Task brief:
Copy all the entries word for word, but omit the pictures.

## START Provided records

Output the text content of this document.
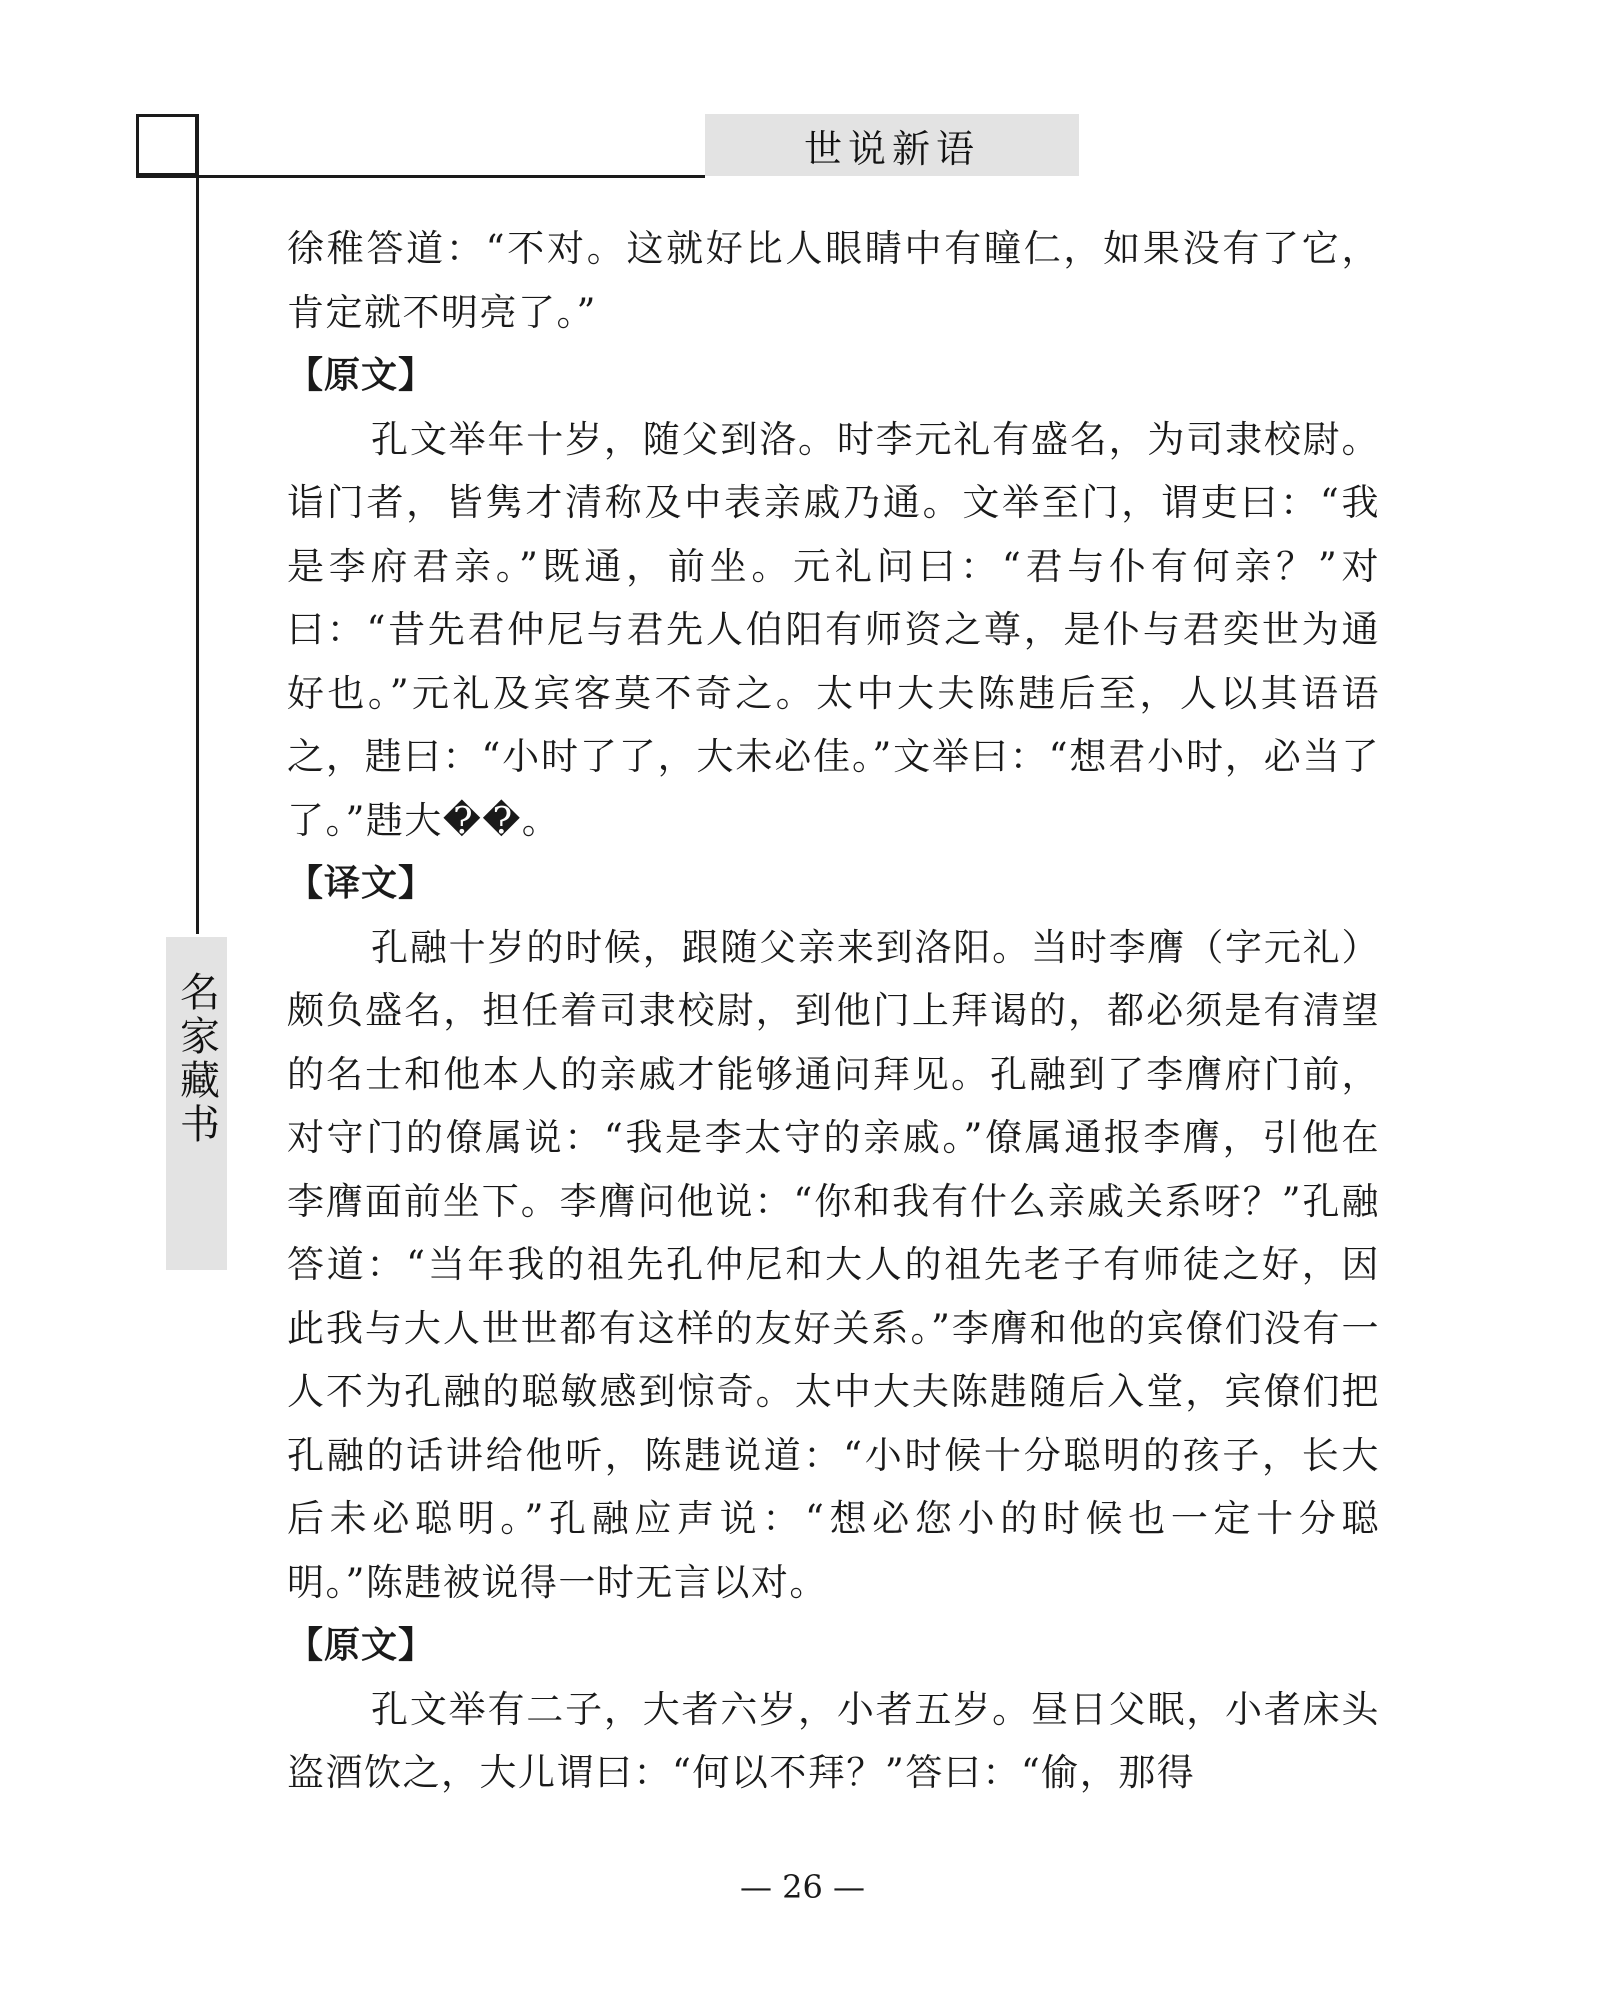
世说新语
名家藏书

徐稚答道：“不对。这就好比人眼睛中有瞳仁，如果没有了它，肯定就不明亮了。”

【原文】

孔文举年十岁，随父到洛。时李元礼有盛名，为司隶校尉。诣门者，皆隽才清称及中表亲戚乃通。文举至门，谓吏曰：“我是李府君亲。”既通，前坐。元礼问曰：“君与仆有何亲？”对曰：“昔先君仲尼与君先人伯阳有师资之尊，是仆与君奕世为通好也。”元礼及宾客莫不奇之。太中大夫陈韪后至，人以其语语之，韪曰：“小时了了，大未必佳。”文举曰：“想君小时，必当了了。”韪大��。

【译文】

孔融十岁的时候，跟随父亲来到洛阳。当时李膺（字元礼）颇负盛名，担任着司隶校尉，到他门上拜谒的，都必须是有清望的名士和他本人的亲戚才能够通问拜见。孔融到了李膺府门前，对守门的僚属说：“我是李太守的亲戚。”僚属通报李膺，引他在李膺面前坐下。李膺问他说：“你和我有什么亲戚关系呀？”孔融答道：“当年我的祖先孔仲尼和大人的祖先老子有师徒之好，因此我与大人世世都有这样的友好关系。”李膺和他的宾僚们没有一人不为孔融的聪敏感到惊奇。太中大夫陈韪随后入堂，宾僚们把孔融的话讲给他听，陈韪说道：“小时候十分聪明的孩子，长大后未必聪明。”孔融应声说：“想必您小的时候也一定十分聪明。”陈韪被说得一时无言以对。

【原文】

孔文举有二子，大者六岁，小者五岁。昼日父眠，小者床头盗酒饮之，大儿谓曰：“何以不拜？”答曰：“偷，那得

— 26 —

## END Provided records

Finished task:
Output the text content of this document.
世说新语
名家藏书

徐稚答道：“不对。这就好比人眼睛中有瞳仁，如果没有了它，肯定就不明亮了。”

【原文】

孔文举年十岁，随父到洛。时李元礼有盛名，为司隶校尉。诣门者，皆隽才清称及中表亲戚乃通。文举至门，谓吏曰：“我是李府君亲。”既通，前坐。元礼问曰：“君与仆有何亲？”对曰：“昔先君仲尼与君先人伯阳有师资之尊，是仆与君奕世为通好也。”元礼及宾客莫不奇之。太中大夫陈韪后至，人以其语语之，韪曰：“小时了了，大未必佳。”文举曰：“想君小时，必当了了。”韪大��。

【译文】

孔融十岁的时候，跟随父亲来到洛阳。当时李膺（字元礼）颇负盛名，担任着司隶校尉，到他门上拜谒的，都必须是有清望的名士和他本人的亲戚才能够通问拜见。孔融到了李膺府门前，对守门的僚属说：“我是李太守的亲戚。”僚属通报李膺，引他在李膺面前坐下。李膺问他说：“你和我有什么亲戚关系呀？”孔融答道：“当年我的祖先孔仲尼和大人的祖先老子有师徒之好，因此我与大人世世都有这样的友好关系。”李膺和他的宾僚们没有一人不为孔融的聪敏感到惊奇。太中大夫陈韪随后入堂，宾僚们把孔融的话讲给他听，陈韪说道：“小时候十分聪明的孩子，长大后未必聪明。”孔融应声说：“想必您小的时候也一定十分聪明。”陈韪被说得一时无言以对。

【原文】

孔文举有二子，大者六岁，小者五岁。昼日父眠，小者床头盗酒饮之，大儿谓曰：“何以不拜？”答曰：“偷，那得

— 26 —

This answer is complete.